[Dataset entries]
▬▬▬▬▬▬▬▬▬▬
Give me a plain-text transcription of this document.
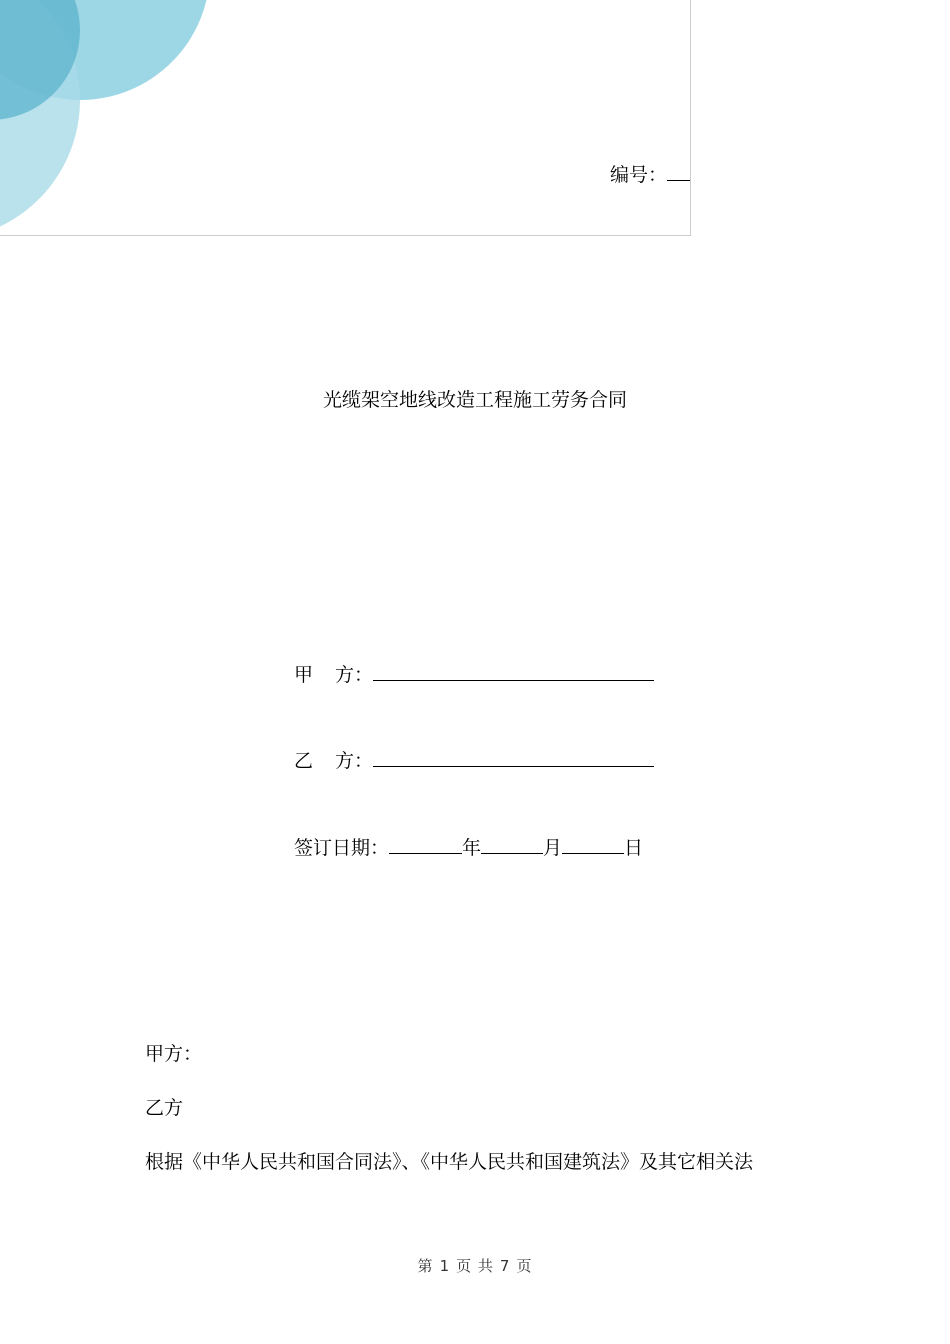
编号：
光缆架空地线改造工程施工劳务合同
甲 方：
乙 方：
签订日期：	年	月	日
甲方：
乙方
根据《中华人民共和国合同法》、《中华人民共和国建筑法》及其它相关法
第 1 页 共 7 页
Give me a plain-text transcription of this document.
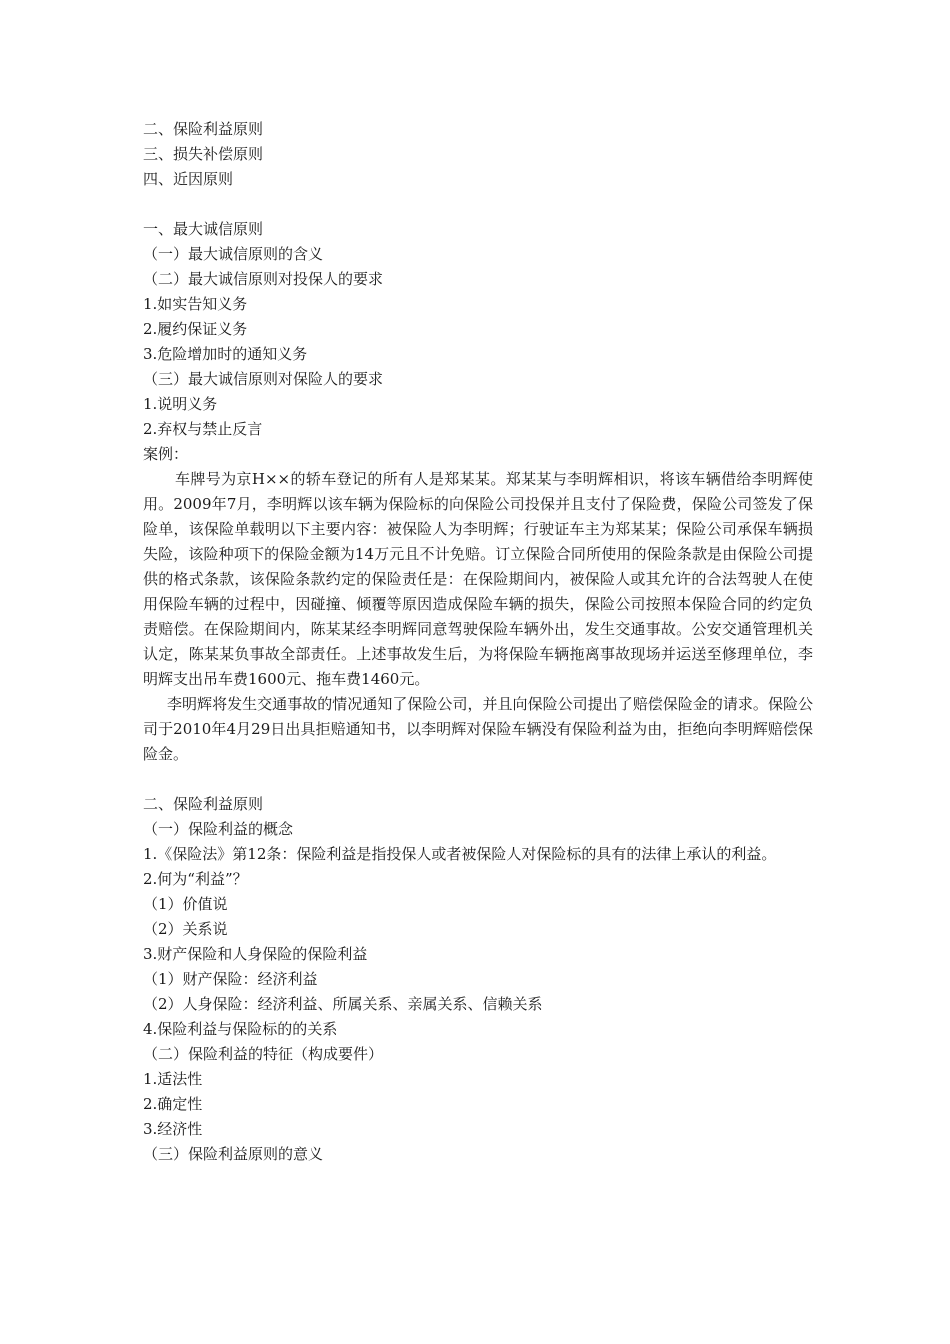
二、保险利益原则
三、损失补偿原则
四、近因原则
一、最大诚信原则
（一）最大诚信原则的含义
（二）最大诚信原则对投保人的要求
1.如实告知义务
2.履约保证义务
3.危险增加时的通知义务
（三）最大诚信原则对保险人的要求
1.说明义务
2.弃权与禁止反言
案例：

车牌号为京H××的轿车登记的所有人是郑某某。郑某某与李明辉相识，将该车辆借给李明辉使用。2009年7月，李明辉以该车辆为保险标的向保险公司投保并且支付了保险费，保险公司签发了保险单，该保险单载明以下主要内容：被保险人为李明辉；行驶证车主为郑某某；保险公司承保车辆损失险，该险种项下的保险金额为14万元且不计免赔。订立保险合同所使用的保险条款是由保险公司提供的格式条款，该保险条款约定的保险责任是：在保险期间内，被保险人或其允许的合法驾驶人在使用保险车辆的过程中，因碰撞、倾覆等原因造成保险车辆的损失，保险公司按照本保险合同的约定负责赔偿。在保险期间内，陈某某经李明辉同意驾驶保险车辆外出，发生交通事故。公安交通管理机关认定，陈某某负事故全部责任。上述事故发生后，为将保险车辆拖离事故现场并运送至修理单位，李明辉支出吊车费1600元、拖车费1460元。

李明辉将发生交通事故的情况通知了保险公司，并且向保险公司提出了赔偿保险金的请求。保险公司于2010年4月29日出具拒赔通知书，以李明辉对保险车辆没有保险利益为由，拒绝向李明辉赔偿保险金。

二、保险利益原则
（一）保险利益的概念

1.《保险法》第12条：保险利益是指投保人或者被保险人对保险标的具有的法律上承认的利益。

2.何为“利益”？
（1）价值说
（2）关系说
3.财产保险和人身保险的保险利益
（1）财产保险：经济利益
（2）人身保险：经济利益、所属关系、亲属关系、信赖关系
4.保险利益与保险标的的关系
（二）保险利益的特征（构成要件）
1.适法性
2.确定性
3.经济性
（三）保险利益原则的意义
▬▬▬▬▬▬▬▬▬▬
* _Task description_
Copy each line from the data above that includes "经济利益".

* _Exercise answer_
（1）财产保险：经济利益
（2）人身保险：经济利益、所属关系、亲属关系、信赖关系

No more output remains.